__What needs to be done__
Scan the records below. List lines holding "студенты".

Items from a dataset
^^^^^^^^^^^^^^^^

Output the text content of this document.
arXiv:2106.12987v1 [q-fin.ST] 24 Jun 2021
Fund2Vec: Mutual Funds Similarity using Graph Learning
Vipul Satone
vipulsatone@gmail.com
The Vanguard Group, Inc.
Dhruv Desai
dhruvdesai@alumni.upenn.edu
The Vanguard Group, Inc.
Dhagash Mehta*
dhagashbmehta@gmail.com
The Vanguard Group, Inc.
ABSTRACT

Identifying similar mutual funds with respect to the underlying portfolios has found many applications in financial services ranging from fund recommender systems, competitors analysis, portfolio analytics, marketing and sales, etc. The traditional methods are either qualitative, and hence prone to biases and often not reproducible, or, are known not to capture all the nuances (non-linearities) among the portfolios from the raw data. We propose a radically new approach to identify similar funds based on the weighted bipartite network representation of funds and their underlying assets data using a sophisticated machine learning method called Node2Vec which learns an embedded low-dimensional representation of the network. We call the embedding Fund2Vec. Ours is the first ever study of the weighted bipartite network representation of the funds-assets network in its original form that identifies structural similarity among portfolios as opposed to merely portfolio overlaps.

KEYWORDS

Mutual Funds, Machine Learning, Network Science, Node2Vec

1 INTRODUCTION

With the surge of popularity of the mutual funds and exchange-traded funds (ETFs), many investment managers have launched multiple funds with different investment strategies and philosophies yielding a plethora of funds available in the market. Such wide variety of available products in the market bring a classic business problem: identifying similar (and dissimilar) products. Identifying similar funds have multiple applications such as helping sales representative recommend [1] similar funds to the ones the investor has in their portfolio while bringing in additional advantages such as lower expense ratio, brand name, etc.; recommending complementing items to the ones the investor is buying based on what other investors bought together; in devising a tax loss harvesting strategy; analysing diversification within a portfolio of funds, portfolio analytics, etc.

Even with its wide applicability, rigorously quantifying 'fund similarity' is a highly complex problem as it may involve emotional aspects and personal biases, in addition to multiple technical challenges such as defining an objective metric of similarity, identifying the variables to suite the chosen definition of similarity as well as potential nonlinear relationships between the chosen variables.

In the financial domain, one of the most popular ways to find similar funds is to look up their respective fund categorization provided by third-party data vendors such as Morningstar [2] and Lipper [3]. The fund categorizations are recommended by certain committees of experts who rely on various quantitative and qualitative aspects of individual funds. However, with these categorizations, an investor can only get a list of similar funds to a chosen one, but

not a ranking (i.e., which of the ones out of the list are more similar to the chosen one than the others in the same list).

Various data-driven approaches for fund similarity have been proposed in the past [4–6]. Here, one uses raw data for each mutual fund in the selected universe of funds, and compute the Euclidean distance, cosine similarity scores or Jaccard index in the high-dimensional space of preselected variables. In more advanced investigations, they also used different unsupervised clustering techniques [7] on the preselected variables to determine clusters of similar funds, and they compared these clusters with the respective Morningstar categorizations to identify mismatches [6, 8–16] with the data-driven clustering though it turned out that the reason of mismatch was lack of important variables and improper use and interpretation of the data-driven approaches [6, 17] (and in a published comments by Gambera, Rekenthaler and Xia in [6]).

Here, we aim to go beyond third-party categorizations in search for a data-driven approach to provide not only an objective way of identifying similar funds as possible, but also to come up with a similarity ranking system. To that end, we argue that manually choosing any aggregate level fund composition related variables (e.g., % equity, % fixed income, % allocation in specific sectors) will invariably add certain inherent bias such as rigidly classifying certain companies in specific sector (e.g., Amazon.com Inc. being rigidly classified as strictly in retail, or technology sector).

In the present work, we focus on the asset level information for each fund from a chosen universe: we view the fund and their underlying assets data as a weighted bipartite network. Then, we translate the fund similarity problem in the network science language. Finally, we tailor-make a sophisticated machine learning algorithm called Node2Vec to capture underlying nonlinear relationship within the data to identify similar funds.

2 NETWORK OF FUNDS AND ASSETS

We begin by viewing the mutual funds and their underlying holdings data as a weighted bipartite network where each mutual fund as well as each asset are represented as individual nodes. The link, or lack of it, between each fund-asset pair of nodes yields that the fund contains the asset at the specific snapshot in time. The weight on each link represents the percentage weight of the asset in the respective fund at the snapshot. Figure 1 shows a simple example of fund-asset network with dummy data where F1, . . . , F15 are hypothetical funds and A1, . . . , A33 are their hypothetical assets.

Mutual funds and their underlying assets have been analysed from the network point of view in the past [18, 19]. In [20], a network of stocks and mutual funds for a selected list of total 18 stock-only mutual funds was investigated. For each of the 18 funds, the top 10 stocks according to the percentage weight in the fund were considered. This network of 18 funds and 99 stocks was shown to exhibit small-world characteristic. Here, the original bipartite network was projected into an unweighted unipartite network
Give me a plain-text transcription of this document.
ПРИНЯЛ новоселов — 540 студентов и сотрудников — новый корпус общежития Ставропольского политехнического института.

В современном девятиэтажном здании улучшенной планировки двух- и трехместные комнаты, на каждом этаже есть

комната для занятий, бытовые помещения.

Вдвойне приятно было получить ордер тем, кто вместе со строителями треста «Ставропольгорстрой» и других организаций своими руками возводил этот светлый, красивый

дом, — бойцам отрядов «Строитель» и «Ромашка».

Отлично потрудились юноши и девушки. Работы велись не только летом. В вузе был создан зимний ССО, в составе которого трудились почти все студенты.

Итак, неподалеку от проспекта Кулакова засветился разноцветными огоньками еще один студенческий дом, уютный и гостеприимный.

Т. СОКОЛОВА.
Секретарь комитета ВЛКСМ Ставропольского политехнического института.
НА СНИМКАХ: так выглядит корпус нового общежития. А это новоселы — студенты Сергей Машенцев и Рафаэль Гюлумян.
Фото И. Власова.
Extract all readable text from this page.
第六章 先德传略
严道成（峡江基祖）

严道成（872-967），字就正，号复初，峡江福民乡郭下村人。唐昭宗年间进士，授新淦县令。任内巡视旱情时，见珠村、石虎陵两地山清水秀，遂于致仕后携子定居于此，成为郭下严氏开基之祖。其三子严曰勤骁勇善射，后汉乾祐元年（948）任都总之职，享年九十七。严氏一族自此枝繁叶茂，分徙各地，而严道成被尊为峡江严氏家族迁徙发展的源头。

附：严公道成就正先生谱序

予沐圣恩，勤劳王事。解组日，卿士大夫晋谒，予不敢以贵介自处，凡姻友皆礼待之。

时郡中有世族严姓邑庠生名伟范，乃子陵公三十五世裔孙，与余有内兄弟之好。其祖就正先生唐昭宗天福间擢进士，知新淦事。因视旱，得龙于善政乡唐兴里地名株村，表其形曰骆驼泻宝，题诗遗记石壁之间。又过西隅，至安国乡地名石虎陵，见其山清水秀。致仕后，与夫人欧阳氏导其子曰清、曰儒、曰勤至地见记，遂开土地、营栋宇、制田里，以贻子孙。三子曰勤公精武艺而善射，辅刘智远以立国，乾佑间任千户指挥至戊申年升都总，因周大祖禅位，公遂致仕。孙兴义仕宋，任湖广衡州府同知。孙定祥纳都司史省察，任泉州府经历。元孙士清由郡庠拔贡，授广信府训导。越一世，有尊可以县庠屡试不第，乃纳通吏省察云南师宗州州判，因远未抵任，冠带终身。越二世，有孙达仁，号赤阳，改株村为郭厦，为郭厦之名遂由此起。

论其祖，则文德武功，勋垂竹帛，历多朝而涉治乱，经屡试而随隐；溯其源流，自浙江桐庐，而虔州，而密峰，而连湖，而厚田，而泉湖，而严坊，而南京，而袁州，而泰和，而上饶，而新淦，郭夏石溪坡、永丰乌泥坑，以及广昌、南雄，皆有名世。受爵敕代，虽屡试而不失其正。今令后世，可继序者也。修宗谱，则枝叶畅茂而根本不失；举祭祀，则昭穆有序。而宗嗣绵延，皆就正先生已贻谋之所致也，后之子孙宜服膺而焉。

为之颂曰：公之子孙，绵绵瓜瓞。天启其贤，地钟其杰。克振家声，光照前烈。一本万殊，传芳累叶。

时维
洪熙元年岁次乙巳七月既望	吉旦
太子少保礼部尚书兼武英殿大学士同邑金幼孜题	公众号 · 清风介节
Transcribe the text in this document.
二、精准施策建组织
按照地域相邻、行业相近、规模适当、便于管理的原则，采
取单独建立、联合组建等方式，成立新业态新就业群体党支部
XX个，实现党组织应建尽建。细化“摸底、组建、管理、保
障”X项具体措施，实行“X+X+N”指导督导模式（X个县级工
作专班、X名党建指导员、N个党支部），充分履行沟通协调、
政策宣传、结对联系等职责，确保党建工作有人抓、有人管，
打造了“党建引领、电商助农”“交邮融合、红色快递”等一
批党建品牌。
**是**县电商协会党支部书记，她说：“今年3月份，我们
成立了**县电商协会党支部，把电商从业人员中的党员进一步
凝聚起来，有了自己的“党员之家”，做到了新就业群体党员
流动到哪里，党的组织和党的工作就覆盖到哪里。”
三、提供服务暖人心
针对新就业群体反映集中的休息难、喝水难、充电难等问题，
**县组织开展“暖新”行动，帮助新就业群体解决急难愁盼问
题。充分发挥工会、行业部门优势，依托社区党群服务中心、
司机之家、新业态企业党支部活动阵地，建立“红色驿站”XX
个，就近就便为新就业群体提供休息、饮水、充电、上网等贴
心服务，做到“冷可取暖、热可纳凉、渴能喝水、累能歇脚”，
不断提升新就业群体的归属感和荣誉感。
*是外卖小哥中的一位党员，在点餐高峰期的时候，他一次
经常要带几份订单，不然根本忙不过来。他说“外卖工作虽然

^^^^^^^^^^^^^^^^

__Response for this exercise__
Отлично потрудились юноши и девушки. Работы велись не только летом. В вузе был создан зимний ССО, в составе которого трудились почти все студенты.
НА СНИМКАХ: так выглядит корпус нового общежития. А это новоселы — студенты Сергей Машенцев и Рафаэль Гюлумян.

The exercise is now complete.